Pick out every line with the word "xlabel" and copy it.

-- START OF INPUT DATA --

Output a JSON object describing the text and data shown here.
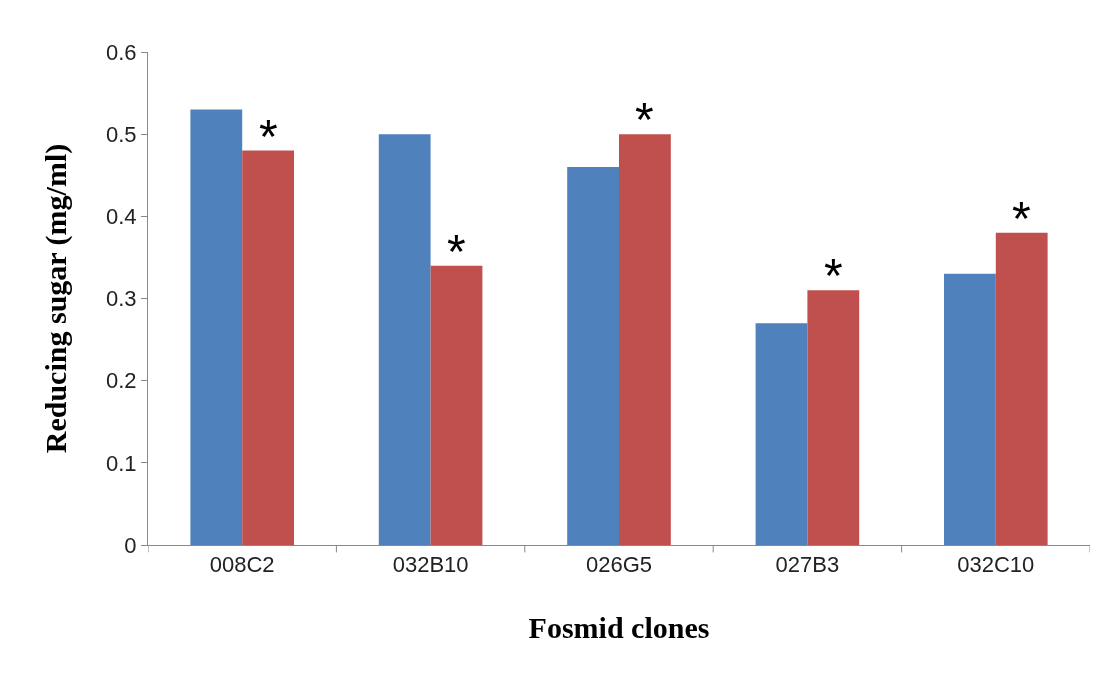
{
  "chart_data": {
    "type": "bar",
    "xlabel": "Fosmid clones",
    "ylabel": "Reducing sugar (mg/ml)",
    "categories": [
      "008C2",
      "032B10",
      "026G5",
      "027B3",
      "032C10"
    ],
    "series": [
      {
        "color": "#4f81bd",
        "values": [
          0.53,
          0.5,
          0.46,
          0.27,
          0.33
        ]
      },
      {
        "color": "#c0504d",
        "values": [
          0.48,
          0.34,
          0.5,
          0.31,
          0.38
        ]
      }
    ],
    "ylim": [
      0,
      0.6
    ],
    "yticks": [
      0,
      0.1,
      0.2,
      0.3,
      0.4,
      0.5,
      0.6
    ],
    "grid": false,
    "annotations": [
      {
        "text": "*",
        "x": "008C2",
        "y": 0.48
      },
      {
        "text": "*",
        "x": "032B10",
        "y": 0.34
      },
      {
        "text": "*",
        "x": "026G5",
        "y": 0.5
      },
      {
        "text": "*",
        "x": "027B3",
        "y": 0.31
      },
      {
        "text": "*",
        "x": "032C10",
        "y": 0.38
      }
    ]
  }
}
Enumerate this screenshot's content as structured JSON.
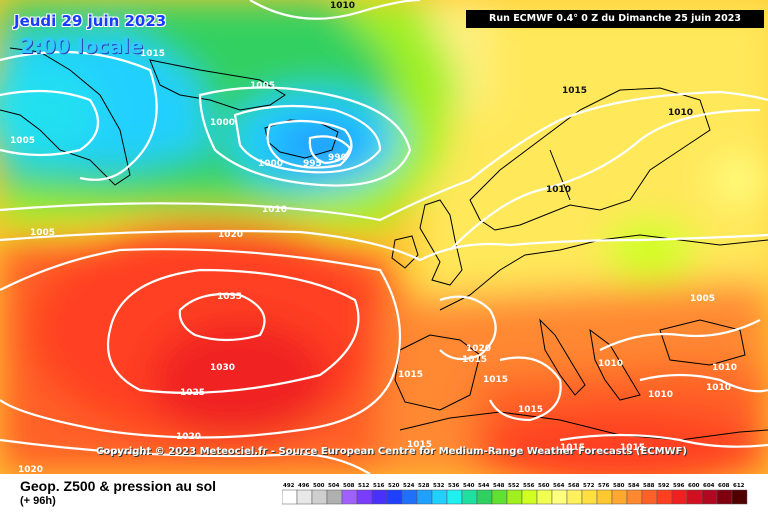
{
  "header": {
    "date": "Jeudi 29 juin 2023",
    "local_time": "2:00 locale",
    "run_info": "Run ECMWF 0.4° 0 Z du Dimanche 25 juin 2023"
  },
  "copyright": "Copyright © 2023 Meteociel.fr - Source European Centre for Medium-Range Weather Forecasts (ECMWF)",
  "footer": {
    "title": "Geop. Z500 & pression au sol",
    "subtitle": "(+ 96h)"
  },
  "legend": {
    "values": [
      "492",
      "496",
      "500",
      "504",
      "508",
      "512",
      "516",
      "520",
      "524",
      "528",
      "532",
      "536",
      "540",
      "544",
      "548",
      "552",
      "556",
      "560",
      "564",
      "568",
      "572",
      "576",
      "580",
      "584",
      "588",
      "592",
      "596",
      "600",
      "604",
      "608",
      "612"
    ],
    "colors": [
      "#ffffff",
      "#e8e8e8",
      "#cfcfcf",
      "#b0b0b0",
      "#a060ff",
      "#7a3cff",
      "#4a30ff",
      "#2040ff",
      "#2070ff",
      "#20a0ff",
      "#20d0ff",
      "#20f0f0",
      "#20e0a0",
      "#30d060",
      "#60e030",
      "#a0f020",
      "#d0ff20",
      "#f0ff50",
      "#ffff80",
      "#fff060",
      "#ffe040",
      "#ffc830",
      "#ffa830",
      "#ff8830",
      "#ff6028",
      "#ff4020",
      "#f02020",
      "#d01020",
      "#b00820",
      "#800010",
      "#500000"
    ]
  },
  "map": {
    "pressure_centers": [
      {
        "label": "990",
        "type": "low"
      },
      {
        "label": "995",
        "type": "low"
      },
      {
        "label": "1035",
        "type": "high"
      }
    ],
    "isobar_labels": [
      "1010",
      "1015",
      "1005",
      "1005",
      "1000",
      "1000",
      "995",
      "990",
      "1005",
      "1010",
      "1020",
      "1035",
      "1030",
      "1025",
      "1020",
      "1015",
      "1010",
      "1010",
      "1005",
      "1020",
      "1015",
      "1015",
      "1015",
      "1010",
      "1010",
      "1010",
      "1015",
      "1015",
      "1010",
      "1015",
      "1015",
      "1020"
    ]
  }
}
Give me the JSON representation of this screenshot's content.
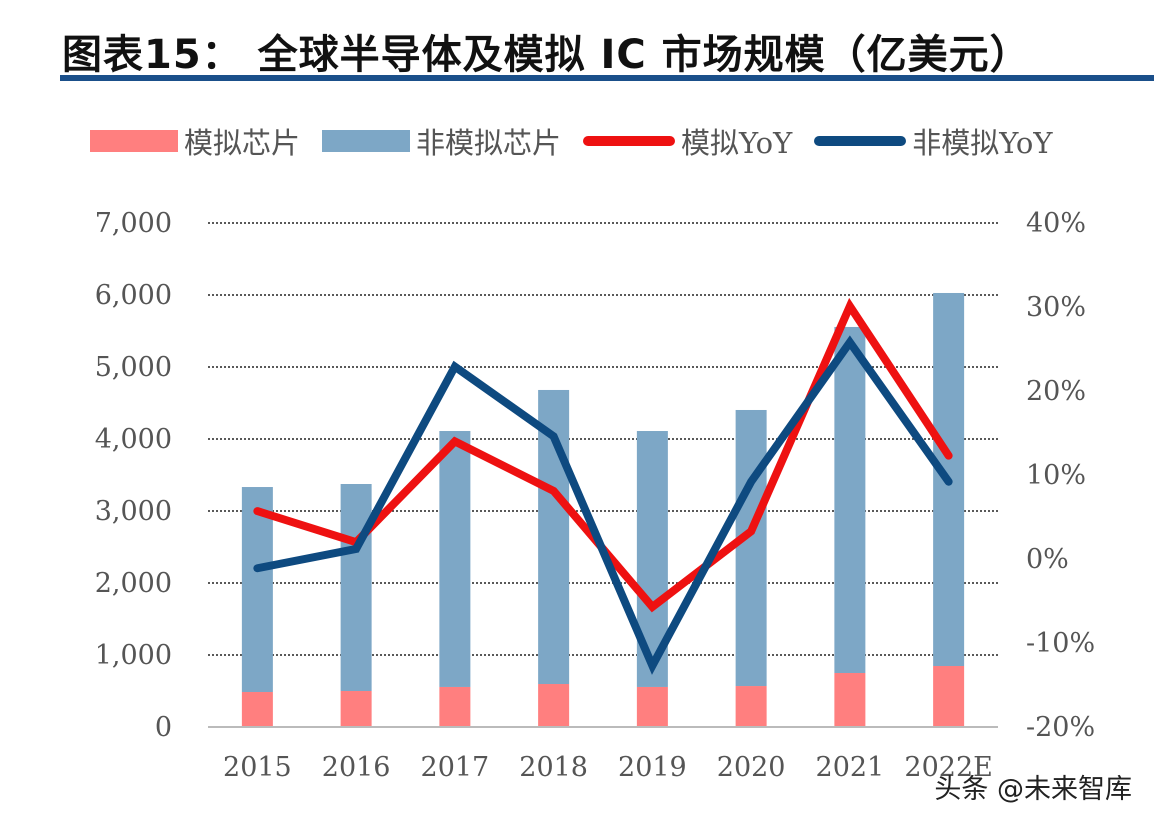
{
  "chart_data": {
    "type": "bar",
    "title": "图表15：  全球半导体及模拟 IC 市场规模（亿美元）",
    "categories": [
      "2015",
      "2016",
      "2017",
      "2018",
      "2019",
      "2020",
      "2021",
      "2022E"
    ],
    "series": [
      {
        "name": "模拟芯片",
        "kind": "bar",
        "axis": "left",
        "color": "#ff7f7f",
        "values": [
          486,
          500,
          556,
          597,
          556,
          569,
          750,
          847
        ]
      },
      {
        "name": "非模拟芯片",
        "kind": "bar",
        "axis": "left",
        "color": "#7da7c6",
        "values": [
          2847,
          2875,
          3555,
          4084,
          3555,
          3834,
          4806,
          5181
        ]
      },
      {
        "name": "模拟YoY",
        "kind": "line",
        "axis": "right",
        "color": "#ee1111",
        "values": [
          5.7,
          2.0,
          14.0,
          8.1,
          -5.7,
          3.3,
          30.1,
          12.3
        ]
      },
      {
        "name": "非模拟YoY",
        "kind": "line",
        "axis": "right",
        "color": "#0e4a80",
        "values": [
          -1.1,
          1.2,
          22.9,
          14.6,
          -12.7,
          9.2,
          25.8,
          9.2
        ]
      }
    ],
    "stacked": true,
    "y_left": {
      "lim": [
        0,
        7000
      ],
      "ticks": [
        "0",
        "1,000",
        "2,000",
        "3,000",
        "4,000",
        "5,000",
        "6,000",
        "7,000"
      ]
    },
    "y_right": {
      "lim": [
        -20,
        40
      ],
      "unit": "%",
      "ticks": [
        "-20%",
        "-10%",
        "0%",
        "10%",
        "20%",
        "30%",
        "40%"
      ]
    },
    "grid": true,
    "legend": "top"
  },
  "watermark": "头条 @未来智库"
}
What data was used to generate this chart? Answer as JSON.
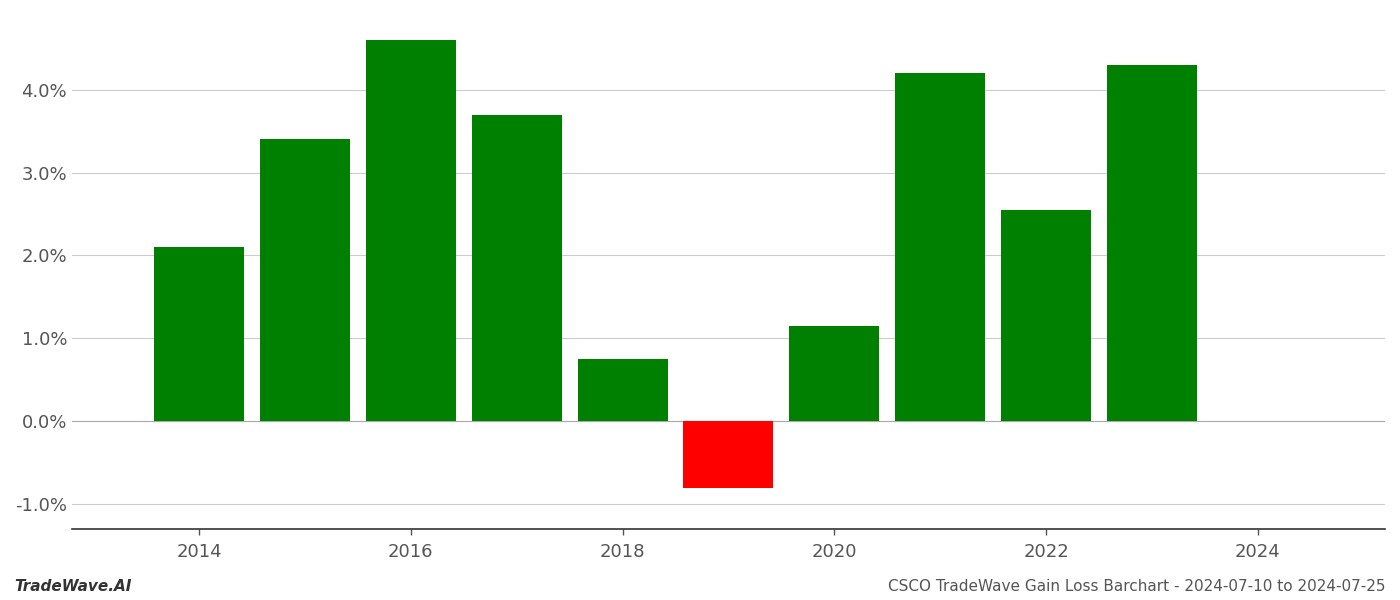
{
  "years": [
    2014,
    2015,
    2016,
    2017,
    2018,
    2019,
    2020,
    2021,
    2022,
    2023
  ],
  "values": [
    0.021,
    0.034,
    0.046,
    0.037,
    0.0075,
    -0.008,
    0.0115,
    0.042,
    0.0255,
    0.043
  ],
  "colors": [
    "#008000",
    "#008000",
    "#008000",
    "#008000",
    "#008000",
    "#ff0000",
    "#008000",
    "#008000",
    "#008000",
    "#008000"
  ],
  "ylim": [
    -0.013,
    0.049
  ],
  "yticks": [
    -0.01,
    0.0,
    0.01,
    0.02,
    0.03,
    0.04
  ],
  "xticks": [
    2014,
    2016,
    2018,
    2020,
    2022,
    2024
  ],
  "xlim": [
    2012.8,
    2025.2
  ],
  "bar_width": 0.85,
  "grid_color": "#cccccc",
  "background_color": "#ffffff",
  "footer_left": "TradeWave.AI",
  "footer_right": "CSCO TradeWave Gain Loss Barchart - 2024-07-10 to 2024-07-25",
  "footer_fontsize": 11,
  "tick_fontsize": 13
}
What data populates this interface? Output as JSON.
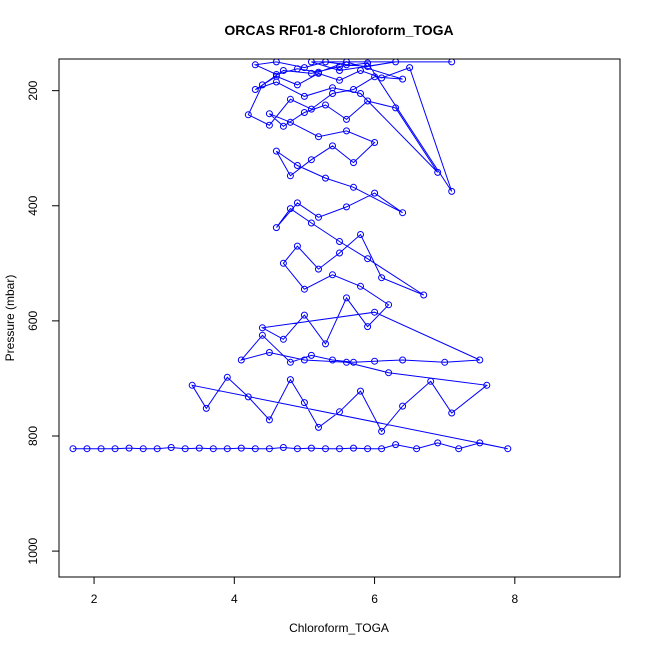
{
  "chart_data": {
    "type": "scatter",
    "title": "ORCAS RF01-8 Chloroform_TOGA",
    "xlabel": "Chloroform_TOGA",
    "ylabel": "Pressure (mbar)",
    "xlim": [
      1.5,
      9.5
    ],
    "ylim": [
      1045,
      145
    ],
    "y_reversed": true,
    "x_ticks": [
      2,
      4,
      6,
      8
    ],
    "y_ticks": [
      200,
      400,
      600,
      800,
      1000
    ],
    "grid": false,
    "legend": "none",
    "color": "#0000ff",
    "marker": "open-circle",
    "connected": true,
    "series": [
      {
        "x": [
          1.7,
          1.9,
          2.1,
          2.3,
          2.5,
          2.7,
          2.9,
          3.1,
          3.3,
          3.5,
          3.7,
          3.9,
          4.1,
          4.3,
          4.5,
          4.7,
          4.9,
          5.1,
          5.3,
          5.5,
          5.7,
          5.9,
          6.1,
          6.3,
          6.6,
          6.9,
          7.2,
          7.5,
          7.9,
          3.4,
          3.6,
          3.9,
          4.2,
          4.5,
          4.8,
          5.0,
          5.2,
          5.5,
          5.8,
          6.1,
          6.4,
          6.8,
          7.1,
          7.6,
          6.2,
          5.6,
          5.0,
          4.5,
          4.1,
          4.4,
          4.8,
          5.1,
          5.4,
          5.7,
          6.0,
          6.4,
          7.0,
          7.5,
          6.0,
          4.4,
          4.7,
          5.0,
          5.3,
          5.6,
          5.9,
          6.2,
          5.8,
          5.4,
          5.0,
          4.7,
          4.9,
          5.2,
          5.5,
          5.8,
          6.1,
          6.7,
          5.9,
          5.5,
          5.1,
          4.8,
          4.6,
          4.9,
          5.2,
          5.6,
          6.0,
          6.4,
          5.7,
          5.3,
          4.9,
          4.6,
          4.8,
          5.1,
          5.4,
          5.7,
          6.0,
          5.6,
          5.2,
          4.8,
          4.5,
          4.7,
          5.0,
          5.3,
          5.6,
          5.9,
          6.3,
          6.9,
          5.8,
          5.4,
          5.0,
          4.6,
          4.3,
          4.6,
          4.9,
          5.2,
          5.5,
          5.8,
          6.1,
          6.5,
          7.1,
          5.9,
          5.5,
          5.1,
          4.7,
          4.4,
          4.2,
          4.5,
          4.8,
          5.1,
          5.4,
          5.7,
          6.0,
          6.4,
          5.6,
          5.2,
          4.9,
          4.6,
          4.3,
          4.6,
          5.0,
          5.3,
          5.6,
          5.9,
          6.3,
          5.5,
          5.1,
          7.1
        ],
        "y": [
          822,
          822,
          822,
          822,
          821,
          822,
          822,
          820,
          822,
          821,
          822,
          822,
          821,
          822,
          822,
          820,
          822,
          821,
          822,
          822,
          821,
          822,
          822,
          815,
          822,
          812,
          822,
          812,
          822,
          712,
          752,
          698,
          732,
          772,
          702,
          742,
          785,
          758,
          722,
          792,
          748,
          705,
          760,
          712,
          690,
          672,
          668,
          655,
          668,
          625,
          672,
          660,
          668,
          672,
          670,
          668,
          672,
          668,
          585,
          612,
          632,
          590,
          640,
          560,
          610,
          572,
          540,
          520,
          545,
          500,
          470,
          510,
          482,
          450,
          525,
          555,
          492,
          462,
          430,
          405,
          438,
          395,
          420,
          402,
          378,
          412,
          368,
          352,
          330,
          305,
          348,
          320,
          296,
          325,
          290,
          270,
          280,
          255,
          240,
          262,
          238,
          225,
          250,
          218,
          230,
          342,
          205,
          195,
          210,
          185,
          198,
          175,
          190,
          170,
          182,
          165,
          178,
          160,
          375,
          152,
          158,
          170,
          165,
          190,
          242,
          260,
          215,
          232,
          205,
          198,
          176,
          180,
          150,
          168,
          162,
          172,
          155,
          150,
          160,
          150,
          155,
          158,
          150,
          165,
          150,
          150
        ]
      }
    ]
  }
}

-- END OF INPUT DATA --

_CORRECT OUTPUT_:
    "xlabel": "Fosmid clones",
    "xlabel": "Chloroform_TOGA",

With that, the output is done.